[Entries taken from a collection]
• • • • • • •

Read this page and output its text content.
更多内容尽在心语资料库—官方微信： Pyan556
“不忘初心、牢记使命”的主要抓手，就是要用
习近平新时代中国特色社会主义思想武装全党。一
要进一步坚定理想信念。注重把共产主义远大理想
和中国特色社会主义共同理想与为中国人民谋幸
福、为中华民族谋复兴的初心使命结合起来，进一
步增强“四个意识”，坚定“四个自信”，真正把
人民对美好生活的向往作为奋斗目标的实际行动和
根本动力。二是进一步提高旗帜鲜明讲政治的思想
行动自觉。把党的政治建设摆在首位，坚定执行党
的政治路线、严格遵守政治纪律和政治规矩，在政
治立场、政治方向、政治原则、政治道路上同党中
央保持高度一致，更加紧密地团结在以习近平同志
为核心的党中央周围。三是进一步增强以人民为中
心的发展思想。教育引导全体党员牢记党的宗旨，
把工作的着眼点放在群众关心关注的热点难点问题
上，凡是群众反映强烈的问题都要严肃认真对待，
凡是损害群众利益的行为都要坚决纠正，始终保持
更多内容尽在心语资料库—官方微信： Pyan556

• • • • • • •

WHAT IS REQUIRED >> Send back all of the entries exactly, with nothing missing.

COMPLETE RESPONSE >>
Read this page and output its text content.
更多内容尽在心语资料库—官方微信： Pyan556
“不忘初心、牢记使命”的主要抓手，就是要用
习近平新时代中国特色社会主义思想武装全党。一
要进一步坚定理想信念。注重把共产主义远大理想
和中国特色社会主义共同理想与为中国人民谋幸
福、为中华民族谋复兴的初心使命结合起来，进一
步增强“四个意识”，坚定“四个自信”，真正把
人民对美好生活的向往作为奋斗目标的实际行动和
根本动力。二是进一步提高旗帜鲜明讲政治的思想
行动自觉。把党的政治建设摆在首位，坚定执行党
的政治路线、严格遵守政治纪律和政治规矩，在政
治立场、政治方向、政治原则、政治道路上同党中
央保持高度一致，更加紧密地团结在以习近平同志
为核心的党中央周围。三是进一步增强以人民为中
心的发展思想。教育引导全体党员牢记党的宗旨，
把工作的着眼点放在群众关心关注的热点难点问题
上，凡是群众反映强烈的问题都要严肃认真对待，
凡是损害群众利益的行为都要坚决纠正，始终保持
更多内容尽在心语资料库—官方微信： Pyan556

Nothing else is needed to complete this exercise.